Александр Михайлов - Языки культуры
Беда заключается, однако, в том, что письмо Моцарта принято считать подложным. Йозеф Гейнц Эйбль (1905–1982), издатель критического собрания писем Моцарта в составе полного собрания его сочинений, приводит все доводы в доказательство неподлинности этого письма, впервые опубликованного Фридрихом Рохлицем в 1815 г. в издававшейся им лейпцигской «Всеобщей музыкальной газете». Оригинал письма неизвестен, а в исследованиях о Моцарте оно было с давних времен заподозрено как неподлинное. Обратим все же внимание на следующее обстоятельство: все аргументы против подлинности письма основываются на фактической и биографической стороне дела и касаются других частей этого довольно длинного текста. Так, биографы не могут подыскать такого подходящего момента в жизни Моцарта, когда бы он три недели назад написал симфонию, а теперь готовился бы послать издателю три новых клавирных квартета, фиксируют иные неточности и невероятности в тексте письма. Приведенный выше отрывок письма никак не затронут этой критикой, и это понятно, коль скоро в нем не содержится никаких зацепок для биографического исследования.
Мне не приходится отстаивать подлинность письма, так как для этого у меня тоже нет каких-либо внешних оснований. Однако я предложил бы задуматься над следующими моментами.
Первый. Я утверждаю, что в тексте письма содержится глубочайшее открытие. Оно покоится, как я уже сказал, на таком осмыслении музыкального произведения как целого, какое стало возможным лишь в конце XVIII в. Это не столько отвлеченно-теоретическое осмысление, сколько творчески-практическое, из которого мысли теоретической — музыкально-теоретической, философской и эстетической — еще предстояло делать свои выводы. Моцарт же — или, скажем так: автор письма — делает из этого осмысления свои выводы, и притом делает их изнутри музыкального творчества. Но не просто изнутри — он в своем тексте раскрывает максимально далеко идущий взгляд на суть целого, как оно тут осмысляется. Даже и термины, выражающие эту суть, приходят к автору как бы на ходу. А за всем этим стоит самое главное — автору письма доступны на деле те возможности, какие открывает новое осмысление целого, ему доступны они в самой максимальной степени, в такой, которая поражает и удивляет самого автора текста: если произведение музыки действительно есть целое, то оно может схватываться постигающим его слухом и умом как единовременность, однако, чтобы это происходило, слух и ум должны быть на высоте самого целого, должны быть совершенно адекватны ему и должны быть совершенны, — вот тогда такой опыт усмотрения целого приходит к великому музыканту, однако и к нему лишь в особо счастливое и благодатное мгновение, в миг озарения, как вполне уместно назвать это.

Задание A: Переведите на английский язык предложение из фрагмента о письме Моцарта: «Оригинал письма неизвестен, а в исследованиях о Моцарте оно было с давних времен заподозрено как неподлинное».
Задание B: Отредактируйте фрагмент о письме Моцарта от «Мне не приходится» до «над следующими моментами.», поставив «документальных» вместо «внешних».
Листинг взят из другого источника.

Исходные данные:
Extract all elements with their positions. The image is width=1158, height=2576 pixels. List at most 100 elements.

Ответ A: The original of the letter is unknown, and in studies of Mozart it has long been suspected of being inauthentic.

Ответ B:
Мне не приходится отстаивать подлинность письма, так как для этого у меня тоже нет каких-либо документальных оснований. Однако я предложил бы задуматься над следующими моментами.